**Item position entries**
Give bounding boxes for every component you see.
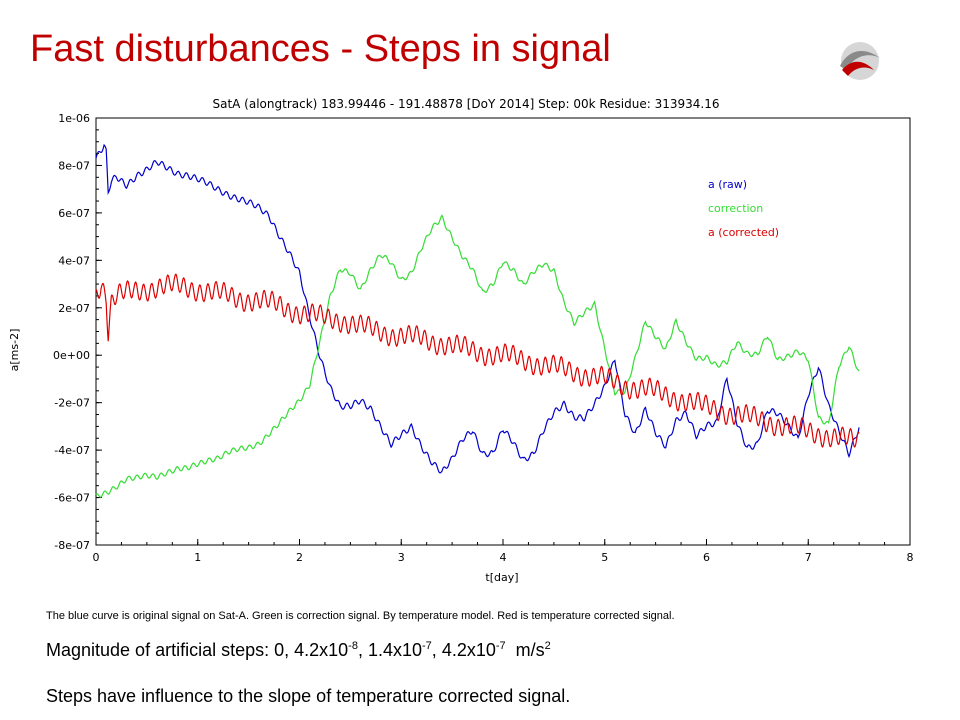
y-tick-label: -2e-07 — [54, 397, 90, 410]
y-tick-label: 8e-07 — [58, 159, 90, 172]
magnitude-value-3: 4.2x10 — [441, 640, 496, 660]
y-tick-label: -8e-07 — [54, 539, 90, 552]
y-tick-label: 0e+00 — [53, 349, 90, 362]
y-tick-label: 2e-07 — [58, 302, 90, 315]
series-line-a-raw- — [95, 143, 860, 474]
x-tick-label: 2 — [296, 551, 303, 564]
slide-title: Fast disturbances - Steps in signal — [30, 28, 611, 70]
magnitude-text: Magnitude of artificial steps: 0, 4.2x10… — [46, 640, 551, 661]
series-lines — [95, 143, 860, 498]
x-tick-label: 4 — [500, 551, 507, 564]
magnitude-exp-2: -7 — [422, 640, 432, 652]
plot-area — [95, 117, 911, 546]
sep: , — [357, 640, 368, 660]
figure-caption: The blue curve is original signal on Sat… — [46, 610, 675, 622]
magnitude-value-2: 1.4x10 — [367, 640, 423, 660]
chart: SatA (alongtrack) 183.99446 - 191.48878 … — [8, 97, 914, 584]
x-tick-label: 0 — [93, 551, 100, 564]
x-tick-label: 3 — [398, 551, 405, 564]
x-tick-label: 5 — [601, 551, 608, 564]
series-line-a-corrected- — [95, 273, 860, 448]
y-axis-label: a[ms-2] — [8, 329, 21, 372]
series-line-correction — [95, 214, 860, 498]
x-tick-label: 6 — [703, 551, 710, 564]
legend-entry: a (raw) — [708, 178, 747, 191]
chart-title: SatA (alongtrack) 183.99446 - 191.48878 … — [212, 97, 719, 111]
magnitude-exp-1: -8 — [348, 640, 358, 652]
y-tick-label: -4e-07 — [54, 444, 90, 457]
magnitude-unit: m/s — [515, 640, 545, 660]
y-tick-label: -6e-07 — [54, 492, 90, 505]
y-tick-label: 1e-06 — [58, 112, 90, 125]
x-axis-label: t[day] — [485, 571, 518, 584]
x-tick-label: 7 — [805, 551, 812, 564]
sep: , — [431, 640, 442, 660]
legend-entry: correction — [708, 202, 763, 215]
x-tick-label: 8 — [907, 551, 914, 564]
magnitude-unit-exp: 2 — [544, 640, 551, 652]
sep — [506, 640, 516, 660]
y-tick-label: 6e-07 — [58, 207, 90, 220]
legend-entry: a (corrected) — [708, 226, 779, 239]
legend: a (raw) correction a (corrected) — [708, 178, 779, 239]
y-tick-label: 4e-07 — [58, 254, 90, 267]
axis-ticks: 0 1 2 3 4 5 6 7 8 1e-06 8e-07 6e-07 4e-07 2e-07 0e+00 -… — [53, 112, 913, 564]
magnitude-exp-3: -7 — [495, 640, 506, 652]
magnitude-prefix: Magnitude of artificial steps: 0, — [46, 640, 295, 660]
x-tick-label: 1 — [194, 551, 201, 564]
slope-note: Steps have influence to the slope of tem… — [46, 686, 571, 706]
magnitude-value-1: 4.2x10 — [294, 640, 349, 660]
swirl-logo-icon — [840, 42, 880, 80]
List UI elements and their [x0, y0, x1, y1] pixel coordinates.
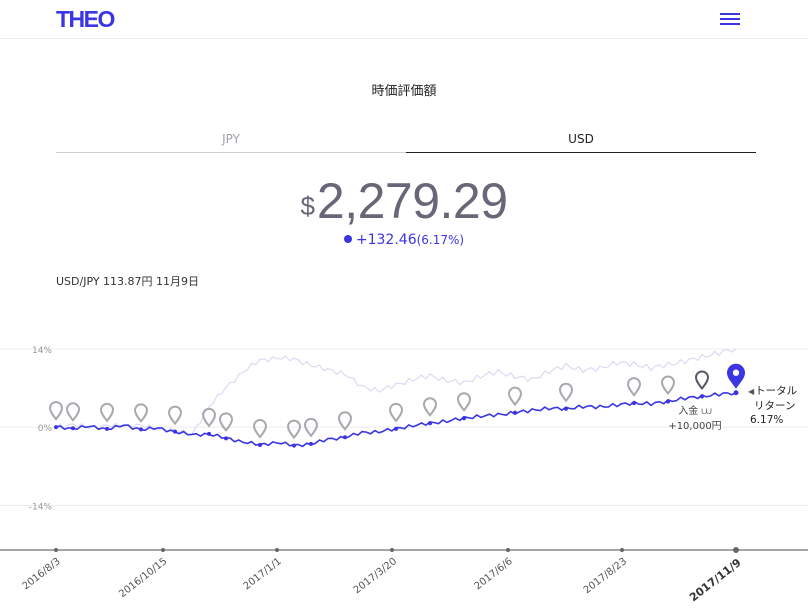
total-return-value: 6.17%	[750, 414, 784, 426]
deposit-pin-icon[interactable]	[694, 370, 710, 391]
x-tick-dot	[620, 548, 624, 552]
total-return-line1: トータル	[755, 385, 798, 397]
data-point-dot	[564, 406, 568, 411]
x-tick-label: 2017/8/23	[581, 556, 629, 597]
current-position-pin-icon[interactable]	[727, 363, 745, 389]
pointer-left-icon: ◀	[748, 387, 755, 396]
x-tick-dot	[161, 548, 165, 552]
x-tick-label: 2017/11/9	[687, 556, 745, 605]
performance-chart[interactable]: 14% 0% -14%	[0, 330, 808, 560]
map-pin-icon[interactable]	[337, 411, 353, 431]
map-pin-icon[interactable]	[48, 401, 64, 421]
data-point-dot	[54, 425, 58, 430]
change-value: +132.46	[355, 232, 417, 248]
deposit-label-text: 入金	[678, 406, 699, 417]
x-tick-dot	[54, 548, 58, 552]
change-percent: (6.17%)	[416, 233, 465, 247]
data-point-dot	[105, 426, 109, 431]
x-tick-label: 2016/10/15	[117, 556, 170, 601]
y-tick-label: 0%	[38, 424, 53, 434]
data-point-dot	[173, 429, 177, 434]
section-title: 時価評価額	[371, 84, 437, 99]
valuation-change: +132.46(6.17%)	[0, 232, 808, 248]
data-point-dot	[700, 394, 704, 399]
map-pin-icon[interactable]	[201, 407, 217, 428]
x-tick-dot	[506, 548, 510, 552]
currency-symbol: $	[300, 191, 315, 221]
total-return-line2: リターン	[754, 400, 796, 412]
map-pin-icon[interactable]	[456, 392, 472, 412]
currency-tabs: JPY USD	[56, 126, 756, 153]
fx-rate-note: USD/JPY 113.87円 11月9日	[56, 275, 200, 288]
y-tick-label: 14%	[32, 346, 52, 356]
map-pin-icon[interactable]	[422, 397, 438, 417]
map-pin-icon[interactable]	[167, 405, 183, 426]
total-return-label: ◀トータル リターン 6.17%	[748, 384, 797, 427]
x-tick-label: 2017/6/6	[472, 556, 515, 593]
tab-usd[interactable]: USD	[406, 126, 756, 153]
map-pin-icon[interactable]	[303, 417, 319, 438]
data-point-dot	[207, 431, 211, 436]
x-tick-label: 2017/1/1	[241, 556, 284, 593]
data-point-dot	[224, 436, 228, 441]
data-point-dot	[71, 426, 75, 431]
map-pin-icon[interactable]	[626, 377, 642, 397]
map-pin-icon[interactable]	[286, 419, 302, 440]
x-tick-dot	[390, 548, 394, 552]
data-point-dot	[513, 410, 517, 415]
deposit-icon: ⩊	[701, 406, 712, 417]
deposit-label: 入金 ⩊ +10,000円	[660, 404, 730, 434]
data-point-dot	[428, 421, 432, 426]
data-point-dot	[666, 399, 670, 404]
x-tick-dot	[275, 548, 279, 552]
data-point-dot	[258, 443, 262, 448]
x-tick-dot	[733, 547, 739, 553]
x-axis-labels: 2016/8/3 2016/10/15 2017/1/1 2017/3/20 2017/…	[0, 552, 808, 614]
theo-logo[interactable]: THEO	[56, 6, 115, 32]
y-tick-label: -14%	[29, 502, 53, 512]
map-pin-icon[interactable]	[388, 402, 404, 423]
map-pin-icon[interactable]	[507, 386, 523, 407]
tab-jpy[interactable]: JPY	[56, 126, 406, 153]
data-point-dot	[309, 441, 313, 446]
data-point-dot	[292, 443, 296, 448]
map-pin-icon[interactable]	[65, 402, 81, 422]
x-tick-label: 2016/8/3	[20, 556, 63, 593]
map-pin-icon[interactable]	[99, 402, 115, 423]
map-pin-icon[interactable]	[252, 419, 268, 439]
map-pin-icon[interactable]	[133, 403, 149, 424]
data-point-dot	[394, 426, 398, 431]
valuation-amount: $2,279.29	[0, 172, 808, 230]
deposit-amount: +10,000円	[668, 421, 722, 432]
x-tick-label: 2017/3/20	[351, 556, 399, 597]
map-pin-icon[interactable]	[558, 382, 574, 403]
map-pin-icon[interactable]	[660, 375, 676, 396]
current-point-dot	[733, 390, 739, 396]
amount-value: 2,279.29	[316, 173, 508, 229]
hamburger-menu-icon[interactable]	[718, 12, 742, 26]
app-header: THEO	[0, 0, 808, 39]
data-point-dot	[343, 435, 347, 440]
change-dot-icon	[343, 235, 352, 243]
map-pin-icon[interactable]	[218, 412, 234, 432]
data-point-dot	[632, 401, 636, 406]
data-point-dot	[139, 427, 143, 432]
data-point-dot	[462, 416, 466, 421]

**Set task**
Copy out the lines from the one with "414, 784, 426]" to the one with "556, 170, 601]", both included, exactly as they appear.

**Full response**
total-return-value: 6.17%	[750, 414, 784, 426]
deposit-pin-icon[interactable]	[694, 370, 710, 391]
x-tick-dot	[620, 548, 624, 552]
total-return-line1: トータル	[755, 385, 798, 397]
data-point-dot	[564, 406, 568, 411]
x-tick-label: 2017/8/23	[581, 556, 629, 597]
current-position-pin-icon[interactable]	[727, 363, 745, 389]
pointer-left-icon: ◀	[748, 387, 755, 396]
x-tick-dot	[161, 548, 165, 552]
x-tick-label: 2017/11/9	[687, 556, 745, 605]
performance-chart[interactable]: 14% 0% -14%	[0, 330, 808, 560]
map-pin-icon[interactable]	[337, 411, 353, 431]
map-pin-icon[interactable]	[48, 401, 64, 421]
data-point-dot	[54, 425, 58, 430]
change-value: +132.46	[355, 232, 417, 248]
deposit-label-text: 入金	[678, 406, 699, 417]
x-tick-dot	[54, 548, 58, 552]
change-percent: (6.17%)	[416, 233, 465, 247]
data-point-dot	[105, 426, 109, 431]
x-tick-label: 2016/10/15	[117, 556, 170, 601]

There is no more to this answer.